CHALLENGE →
Gather every line holding the string "AUCTION".

[Stored records]
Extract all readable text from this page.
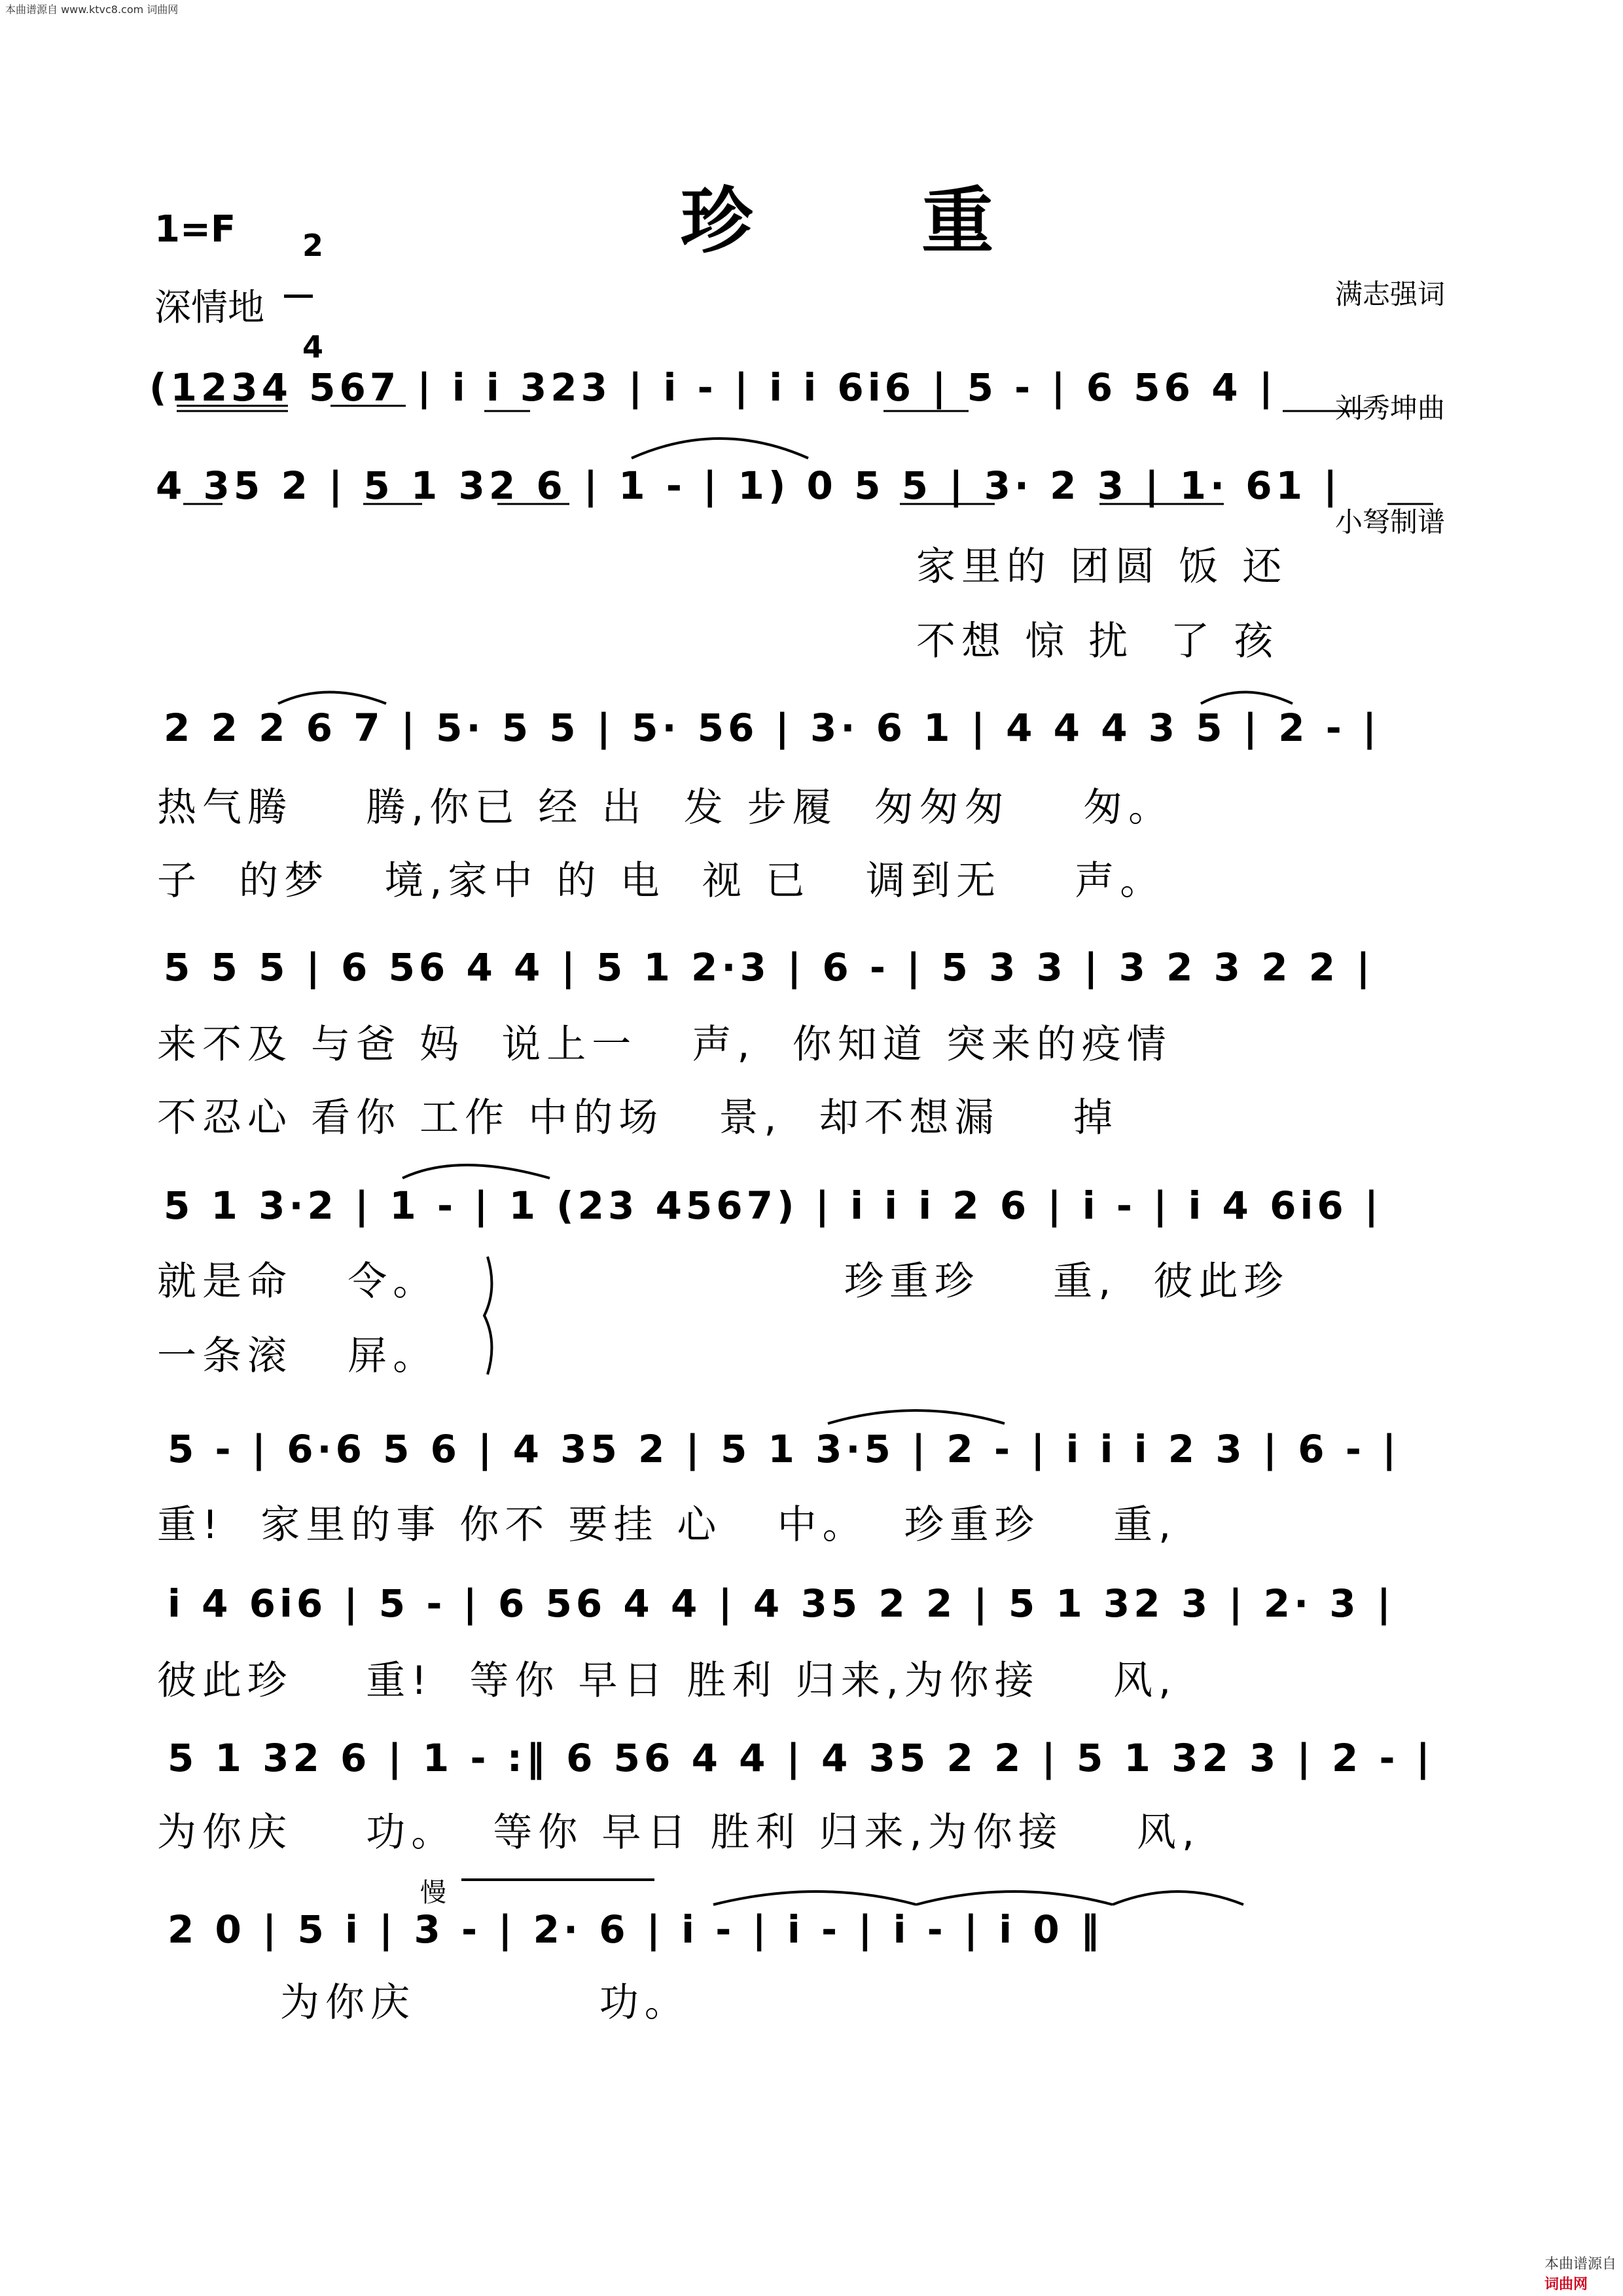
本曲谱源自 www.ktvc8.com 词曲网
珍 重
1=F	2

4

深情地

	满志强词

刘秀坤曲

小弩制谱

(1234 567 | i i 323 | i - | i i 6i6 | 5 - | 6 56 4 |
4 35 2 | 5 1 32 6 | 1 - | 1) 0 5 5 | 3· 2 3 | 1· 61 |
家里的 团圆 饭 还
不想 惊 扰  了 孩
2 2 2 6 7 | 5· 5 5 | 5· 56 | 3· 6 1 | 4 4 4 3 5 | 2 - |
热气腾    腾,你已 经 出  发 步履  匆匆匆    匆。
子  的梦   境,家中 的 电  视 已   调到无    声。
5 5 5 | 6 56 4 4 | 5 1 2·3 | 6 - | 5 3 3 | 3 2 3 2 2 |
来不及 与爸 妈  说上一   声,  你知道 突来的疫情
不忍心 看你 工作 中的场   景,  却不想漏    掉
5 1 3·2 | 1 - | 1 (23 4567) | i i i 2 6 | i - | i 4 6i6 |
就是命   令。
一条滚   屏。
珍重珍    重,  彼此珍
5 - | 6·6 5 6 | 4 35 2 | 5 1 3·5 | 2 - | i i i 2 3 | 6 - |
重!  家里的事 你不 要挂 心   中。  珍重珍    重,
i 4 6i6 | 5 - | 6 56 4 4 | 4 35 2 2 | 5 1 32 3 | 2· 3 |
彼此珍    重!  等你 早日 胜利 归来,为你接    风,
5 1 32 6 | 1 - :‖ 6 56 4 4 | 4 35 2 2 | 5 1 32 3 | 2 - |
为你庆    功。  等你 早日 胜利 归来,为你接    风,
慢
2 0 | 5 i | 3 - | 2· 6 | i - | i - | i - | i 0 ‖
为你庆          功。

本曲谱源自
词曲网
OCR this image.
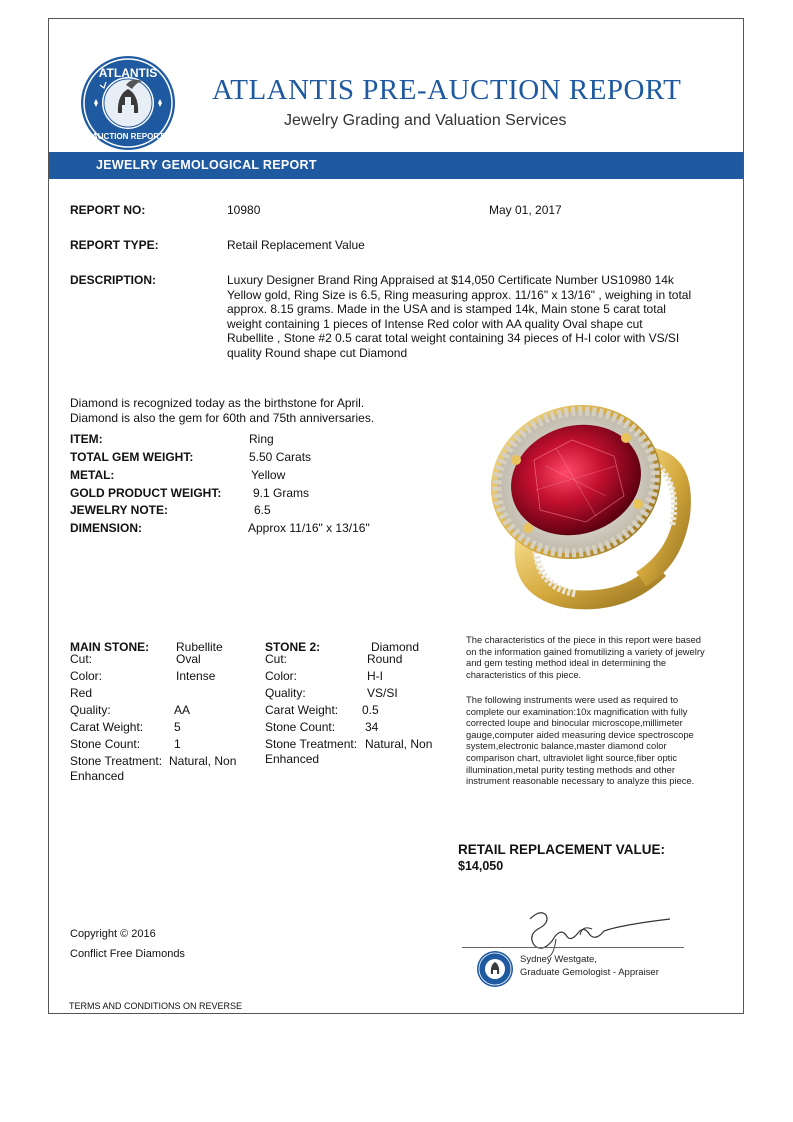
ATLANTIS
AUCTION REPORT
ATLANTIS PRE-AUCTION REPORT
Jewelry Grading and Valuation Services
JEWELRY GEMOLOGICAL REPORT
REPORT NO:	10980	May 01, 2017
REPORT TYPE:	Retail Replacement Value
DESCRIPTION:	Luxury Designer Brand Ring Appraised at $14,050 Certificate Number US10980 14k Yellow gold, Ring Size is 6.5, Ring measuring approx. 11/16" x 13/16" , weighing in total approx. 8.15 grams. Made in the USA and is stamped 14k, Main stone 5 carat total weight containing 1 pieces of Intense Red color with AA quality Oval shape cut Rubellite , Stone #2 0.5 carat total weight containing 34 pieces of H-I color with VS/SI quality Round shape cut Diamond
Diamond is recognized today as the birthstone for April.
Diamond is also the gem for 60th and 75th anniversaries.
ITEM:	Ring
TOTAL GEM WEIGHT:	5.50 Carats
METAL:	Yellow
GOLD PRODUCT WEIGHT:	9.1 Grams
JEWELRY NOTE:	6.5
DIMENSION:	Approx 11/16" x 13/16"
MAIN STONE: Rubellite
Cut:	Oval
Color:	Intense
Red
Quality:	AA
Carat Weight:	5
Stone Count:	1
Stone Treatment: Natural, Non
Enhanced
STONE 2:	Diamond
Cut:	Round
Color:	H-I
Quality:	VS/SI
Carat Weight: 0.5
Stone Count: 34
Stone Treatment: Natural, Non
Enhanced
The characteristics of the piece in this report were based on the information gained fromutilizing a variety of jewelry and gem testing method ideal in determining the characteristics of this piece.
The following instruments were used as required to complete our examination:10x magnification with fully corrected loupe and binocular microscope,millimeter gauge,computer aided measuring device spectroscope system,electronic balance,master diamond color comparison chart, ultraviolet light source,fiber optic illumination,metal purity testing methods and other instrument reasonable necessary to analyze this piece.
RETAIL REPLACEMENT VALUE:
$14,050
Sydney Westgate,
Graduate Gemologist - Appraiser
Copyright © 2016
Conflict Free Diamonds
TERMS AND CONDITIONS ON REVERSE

TASK RESULT →
AUCTION REPORT
ATLANTIS PRE-AUCTION REPORT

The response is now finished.